(Input for this task begins)
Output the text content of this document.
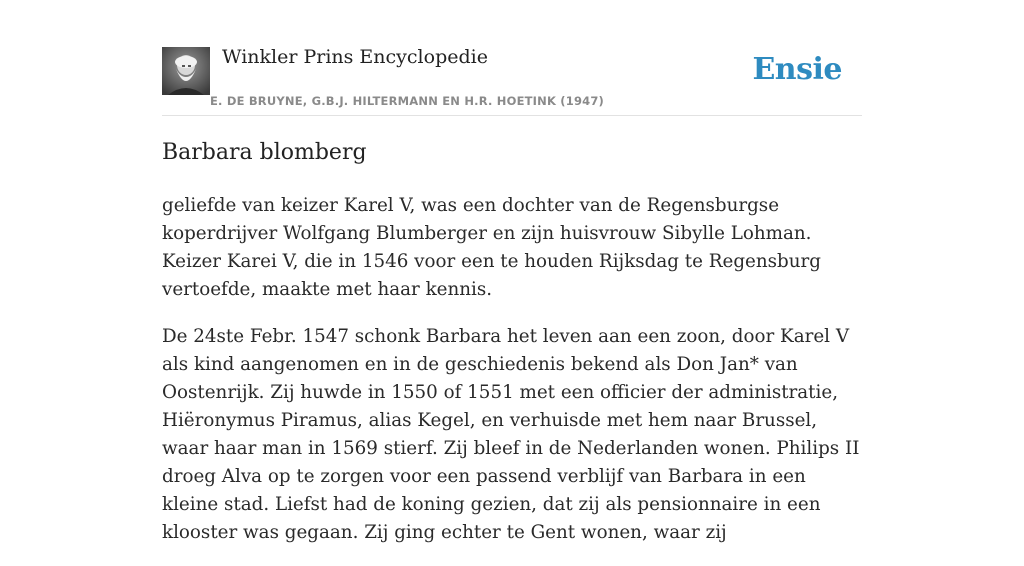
Winkler Prins Encyclopedie
E. DE BRUYNE, G.B.J. HILTERMANN EN H.R. HOETINK (1947)
Ensie
Barbara blomberg

geliefde van keizer Karel V, was een dochter van de Regensburgse koperdrijver Wolfgang Blumberger en zijn huisvrouw Sibylle Lohman. Keizer Karei V, die in 1546 voor een te houden Rijksdag te Regensburg vertoefde, maakte met haar kennis.

De 24ste Febr. 1547 schonk Barbara het leven aan een zoon, door Karel V als kind aangenomen en in de geschiedenis bekend als Don Jan* van Oostenrijk. Zij huwde in 1550 of 1551 met een officier der administratie, Hiëronymus Piramus, alias Kegel, en verhuisde met hem naar Brussel, waar haar man in 1569 stierf. Zij bleef in de Nederlanden wonen. Philips II droeg Alva op te zorgen voor een passend verblijf van Barbara in een kleine stad. Liefst had de koning gezien, dat zij als pensionnaire in een klooster was gegaan. Zij ging echter te Gent wonen, waar zij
(Input for this task ends)
→ **Work to complete**: Repeat the material verbatim. Do not carry over any picture.

→ **Reply**:
Output the text content of this document.
Winkler Prins Encyclopedie
E. DE BRUYNE, G.B.J. HILTERMANN EN H.R. HOETINK (1947)
Ensie
Barbara blomberg

geliefde van keizer Karel V, was een dochter van de Regensburgse koperdrijver Wolfgang Blumberger en zijn huisvrouw Sibylle Lohman. Keizer Karei V, die in 1546 voor een te houden Rijksdag te Regensburg vertoefde, maakte met haar kennis.

De 24ste Febr. 1547 schonk Barbara het leven aan een zoon, door Karel V als kind aangenomen en in de geschiedenis bekend als Don Jan* van Oostenrijk. Zij huwde in 1550 of 1551 met een officier der administratie, Hiëronymus Piramus, alias Kegel, en verhuisde met hem naar Brussel, waar haar man in 1569 stierf. Zij bleef in de Nederlanden wonen. Philips II droeg Alva op te zorgen voor een passend verblijf van Barbara in een kleine stad. Liefst had de koning gezien, dat zij als pensionnaire in een klooster was gegaan. Zij ging echter te Gent wonen, waar zij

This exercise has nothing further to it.